Records from a collection:
## begin
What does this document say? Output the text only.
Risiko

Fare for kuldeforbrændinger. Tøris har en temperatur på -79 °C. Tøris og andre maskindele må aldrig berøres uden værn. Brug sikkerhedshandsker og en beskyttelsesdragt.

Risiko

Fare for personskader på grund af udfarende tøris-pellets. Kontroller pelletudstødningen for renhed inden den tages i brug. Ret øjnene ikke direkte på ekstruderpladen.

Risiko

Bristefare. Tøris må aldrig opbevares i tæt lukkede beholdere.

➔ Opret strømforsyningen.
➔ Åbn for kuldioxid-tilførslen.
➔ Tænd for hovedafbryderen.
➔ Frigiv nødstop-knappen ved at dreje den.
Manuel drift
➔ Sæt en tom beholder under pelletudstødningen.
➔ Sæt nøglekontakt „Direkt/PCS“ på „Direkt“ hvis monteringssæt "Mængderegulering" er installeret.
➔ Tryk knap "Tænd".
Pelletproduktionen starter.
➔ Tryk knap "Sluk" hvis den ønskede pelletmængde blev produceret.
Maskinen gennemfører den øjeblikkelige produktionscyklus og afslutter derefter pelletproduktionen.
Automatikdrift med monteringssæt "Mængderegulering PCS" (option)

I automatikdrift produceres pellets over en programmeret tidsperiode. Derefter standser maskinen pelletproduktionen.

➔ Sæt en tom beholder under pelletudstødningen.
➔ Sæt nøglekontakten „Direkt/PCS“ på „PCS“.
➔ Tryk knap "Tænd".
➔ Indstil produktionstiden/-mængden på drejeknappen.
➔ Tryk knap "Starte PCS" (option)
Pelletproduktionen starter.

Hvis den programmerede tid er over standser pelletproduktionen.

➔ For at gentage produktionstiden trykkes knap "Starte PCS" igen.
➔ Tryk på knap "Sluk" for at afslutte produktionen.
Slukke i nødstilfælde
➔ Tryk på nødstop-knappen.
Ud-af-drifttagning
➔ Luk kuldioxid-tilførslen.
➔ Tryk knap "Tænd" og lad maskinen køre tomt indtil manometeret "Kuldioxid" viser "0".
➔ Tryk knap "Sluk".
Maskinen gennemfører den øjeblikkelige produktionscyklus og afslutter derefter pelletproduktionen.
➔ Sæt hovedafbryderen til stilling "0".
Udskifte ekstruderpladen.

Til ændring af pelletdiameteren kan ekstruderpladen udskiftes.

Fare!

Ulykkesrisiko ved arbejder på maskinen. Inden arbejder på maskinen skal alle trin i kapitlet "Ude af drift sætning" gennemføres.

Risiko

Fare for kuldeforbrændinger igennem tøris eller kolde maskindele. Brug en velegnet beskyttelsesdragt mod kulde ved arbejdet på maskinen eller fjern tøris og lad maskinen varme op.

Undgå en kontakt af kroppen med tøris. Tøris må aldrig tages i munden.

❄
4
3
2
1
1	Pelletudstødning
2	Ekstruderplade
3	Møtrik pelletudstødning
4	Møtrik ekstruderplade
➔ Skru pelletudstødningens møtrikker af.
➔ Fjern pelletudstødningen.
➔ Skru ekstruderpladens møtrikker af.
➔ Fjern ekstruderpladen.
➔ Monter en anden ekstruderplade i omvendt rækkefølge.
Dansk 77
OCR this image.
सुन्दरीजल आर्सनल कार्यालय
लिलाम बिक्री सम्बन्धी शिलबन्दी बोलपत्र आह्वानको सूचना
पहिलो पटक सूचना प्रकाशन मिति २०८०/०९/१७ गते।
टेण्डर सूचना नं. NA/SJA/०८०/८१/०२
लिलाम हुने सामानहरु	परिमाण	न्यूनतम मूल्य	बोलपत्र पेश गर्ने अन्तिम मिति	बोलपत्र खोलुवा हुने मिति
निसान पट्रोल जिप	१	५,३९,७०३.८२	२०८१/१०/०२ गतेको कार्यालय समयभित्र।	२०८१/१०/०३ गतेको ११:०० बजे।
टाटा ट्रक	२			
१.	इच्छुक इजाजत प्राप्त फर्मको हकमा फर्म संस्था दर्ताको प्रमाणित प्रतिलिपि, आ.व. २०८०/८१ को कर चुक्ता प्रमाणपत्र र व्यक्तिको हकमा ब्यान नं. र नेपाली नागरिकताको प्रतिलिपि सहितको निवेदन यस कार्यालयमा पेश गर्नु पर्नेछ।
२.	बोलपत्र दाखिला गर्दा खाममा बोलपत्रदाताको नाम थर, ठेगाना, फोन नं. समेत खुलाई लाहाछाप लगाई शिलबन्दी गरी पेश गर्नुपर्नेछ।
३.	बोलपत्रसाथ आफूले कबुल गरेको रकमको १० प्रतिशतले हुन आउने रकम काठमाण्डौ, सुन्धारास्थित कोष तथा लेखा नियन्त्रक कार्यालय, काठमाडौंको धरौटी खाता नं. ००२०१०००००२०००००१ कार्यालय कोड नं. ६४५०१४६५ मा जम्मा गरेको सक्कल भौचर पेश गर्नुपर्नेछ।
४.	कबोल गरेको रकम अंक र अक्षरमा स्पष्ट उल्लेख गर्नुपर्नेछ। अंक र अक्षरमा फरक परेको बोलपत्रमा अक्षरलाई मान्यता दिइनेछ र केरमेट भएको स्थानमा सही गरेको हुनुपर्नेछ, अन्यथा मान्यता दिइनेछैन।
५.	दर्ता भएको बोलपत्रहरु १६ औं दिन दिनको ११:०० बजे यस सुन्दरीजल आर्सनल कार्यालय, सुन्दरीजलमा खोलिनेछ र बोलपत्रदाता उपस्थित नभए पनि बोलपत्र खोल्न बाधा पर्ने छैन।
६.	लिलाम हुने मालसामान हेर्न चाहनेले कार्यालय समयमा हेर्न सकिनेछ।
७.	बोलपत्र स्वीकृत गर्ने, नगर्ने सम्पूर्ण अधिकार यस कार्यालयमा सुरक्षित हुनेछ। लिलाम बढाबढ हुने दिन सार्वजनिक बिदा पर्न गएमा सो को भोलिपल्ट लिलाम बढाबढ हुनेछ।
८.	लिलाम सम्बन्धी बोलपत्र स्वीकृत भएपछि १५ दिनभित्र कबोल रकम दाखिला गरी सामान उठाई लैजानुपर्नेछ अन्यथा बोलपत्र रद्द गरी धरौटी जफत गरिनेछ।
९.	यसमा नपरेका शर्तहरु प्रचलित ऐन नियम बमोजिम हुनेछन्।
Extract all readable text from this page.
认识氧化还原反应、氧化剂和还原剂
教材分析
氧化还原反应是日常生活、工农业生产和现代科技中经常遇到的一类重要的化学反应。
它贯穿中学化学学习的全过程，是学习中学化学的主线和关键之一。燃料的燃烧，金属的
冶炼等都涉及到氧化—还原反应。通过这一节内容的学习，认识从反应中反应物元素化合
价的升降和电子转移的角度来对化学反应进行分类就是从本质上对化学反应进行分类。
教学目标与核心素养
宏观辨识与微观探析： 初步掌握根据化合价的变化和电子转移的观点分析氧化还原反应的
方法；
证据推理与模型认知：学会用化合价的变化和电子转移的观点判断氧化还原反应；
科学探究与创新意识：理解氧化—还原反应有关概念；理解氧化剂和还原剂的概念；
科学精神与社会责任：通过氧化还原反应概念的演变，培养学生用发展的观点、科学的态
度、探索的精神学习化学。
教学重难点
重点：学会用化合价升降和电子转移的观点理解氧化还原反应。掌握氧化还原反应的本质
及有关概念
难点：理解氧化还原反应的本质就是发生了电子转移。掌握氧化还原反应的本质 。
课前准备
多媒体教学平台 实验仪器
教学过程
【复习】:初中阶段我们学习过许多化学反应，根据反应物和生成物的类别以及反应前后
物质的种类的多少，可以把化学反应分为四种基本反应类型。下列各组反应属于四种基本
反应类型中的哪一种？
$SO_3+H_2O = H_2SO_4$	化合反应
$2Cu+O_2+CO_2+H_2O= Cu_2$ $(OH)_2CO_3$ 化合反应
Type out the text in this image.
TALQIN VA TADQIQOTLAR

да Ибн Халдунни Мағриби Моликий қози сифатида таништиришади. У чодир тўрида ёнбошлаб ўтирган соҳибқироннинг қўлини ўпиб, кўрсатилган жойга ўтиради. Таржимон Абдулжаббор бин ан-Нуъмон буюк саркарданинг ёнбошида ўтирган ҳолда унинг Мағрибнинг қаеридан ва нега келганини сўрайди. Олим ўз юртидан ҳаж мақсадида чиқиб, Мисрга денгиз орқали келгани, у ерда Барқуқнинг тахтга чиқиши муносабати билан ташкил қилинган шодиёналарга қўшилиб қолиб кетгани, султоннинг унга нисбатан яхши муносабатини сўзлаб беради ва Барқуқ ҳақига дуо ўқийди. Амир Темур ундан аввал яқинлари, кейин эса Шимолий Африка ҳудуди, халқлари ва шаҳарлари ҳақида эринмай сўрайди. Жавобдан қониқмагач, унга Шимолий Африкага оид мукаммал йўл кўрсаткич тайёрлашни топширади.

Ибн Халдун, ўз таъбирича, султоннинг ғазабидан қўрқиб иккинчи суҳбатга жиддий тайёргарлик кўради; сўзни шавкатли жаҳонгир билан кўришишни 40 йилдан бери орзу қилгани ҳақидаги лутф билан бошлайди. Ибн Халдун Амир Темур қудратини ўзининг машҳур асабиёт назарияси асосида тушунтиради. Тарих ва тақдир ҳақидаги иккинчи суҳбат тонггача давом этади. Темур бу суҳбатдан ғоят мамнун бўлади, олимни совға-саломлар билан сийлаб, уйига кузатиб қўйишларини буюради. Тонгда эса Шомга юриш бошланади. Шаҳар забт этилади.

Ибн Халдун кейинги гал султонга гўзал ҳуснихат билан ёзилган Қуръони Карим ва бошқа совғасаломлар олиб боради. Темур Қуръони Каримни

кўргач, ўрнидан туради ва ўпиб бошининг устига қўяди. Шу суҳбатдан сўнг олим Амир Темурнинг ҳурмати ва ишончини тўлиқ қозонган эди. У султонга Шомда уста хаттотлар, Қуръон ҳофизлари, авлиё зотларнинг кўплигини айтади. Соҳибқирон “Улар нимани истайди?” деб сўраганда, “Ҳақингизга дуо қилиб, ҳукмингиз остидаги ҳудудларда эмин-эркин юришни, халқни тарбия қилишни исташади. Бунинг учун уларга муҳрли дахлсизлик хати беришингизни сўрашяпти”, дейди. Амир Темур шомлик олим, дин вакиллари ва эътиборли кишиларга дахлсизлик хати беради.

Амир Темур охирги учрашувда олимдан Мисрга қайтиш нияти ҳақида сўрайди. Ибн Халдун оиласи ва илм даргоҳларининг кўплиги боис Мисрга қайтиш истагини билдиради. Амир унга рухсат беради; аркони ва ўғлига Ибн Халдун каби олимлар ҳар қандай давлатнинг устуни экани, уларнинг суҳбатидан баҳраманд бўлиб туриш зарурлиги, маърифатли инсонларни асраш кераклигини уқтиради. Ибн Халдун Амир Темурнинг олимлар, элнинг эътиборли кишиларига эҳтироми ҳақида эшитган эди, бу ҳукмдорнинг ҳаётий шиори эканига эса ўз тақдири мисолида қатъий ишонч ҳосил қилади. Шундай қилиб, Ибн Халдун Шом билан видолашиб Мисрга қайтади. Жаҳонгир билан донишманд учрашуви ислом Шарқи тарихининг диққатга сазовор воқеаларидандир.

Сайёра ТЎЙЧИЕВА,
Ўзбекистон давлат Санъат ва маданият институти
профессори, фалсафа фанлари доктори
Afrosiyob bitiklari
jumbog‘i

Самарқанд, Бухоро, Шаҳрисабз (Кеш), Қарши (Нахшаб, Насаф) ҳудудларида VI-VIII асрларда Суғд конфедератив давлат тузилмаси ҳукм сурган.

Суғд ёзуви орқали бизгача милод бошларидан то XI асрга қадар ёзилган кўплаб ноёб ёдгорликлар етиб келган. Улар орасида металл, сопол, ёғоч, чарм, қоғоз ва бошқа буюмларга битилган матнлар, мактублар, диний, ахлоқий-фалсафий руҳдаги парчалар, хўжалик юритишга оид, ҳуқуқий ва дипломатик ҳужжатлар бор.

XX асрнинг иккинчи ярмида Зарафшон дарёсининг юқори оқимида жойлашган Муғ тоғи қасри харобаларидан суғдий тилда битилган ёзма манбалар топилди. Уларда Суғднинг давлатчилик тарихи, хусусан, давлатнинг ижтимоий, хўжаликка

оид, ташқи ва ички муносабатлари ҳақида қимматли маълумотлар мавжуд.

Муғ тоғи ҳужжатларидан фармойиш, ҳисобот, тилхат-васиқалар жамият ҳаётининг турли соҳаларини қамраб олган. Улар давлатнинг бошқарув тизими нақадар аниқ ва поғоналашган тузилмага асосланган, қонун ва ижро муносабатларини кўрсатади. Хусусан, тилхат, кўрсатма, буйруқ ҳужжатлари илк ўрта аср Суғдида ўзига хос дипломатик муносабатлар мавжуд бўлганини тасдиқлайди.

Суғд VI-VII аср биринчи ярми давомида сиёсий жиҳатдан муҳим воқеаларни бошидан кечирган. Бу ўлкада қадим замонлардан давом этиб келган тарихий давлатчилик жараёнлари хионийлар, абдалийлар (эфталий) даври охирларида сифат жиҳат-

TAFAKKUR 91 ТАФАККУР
## end
The problem:
Extract all lines from the material above that include the word "nødstop".

Output below:
➔ Frigiv nødstop-knappen ved at dreje den.
➔ Tryk på nødstop-knappen.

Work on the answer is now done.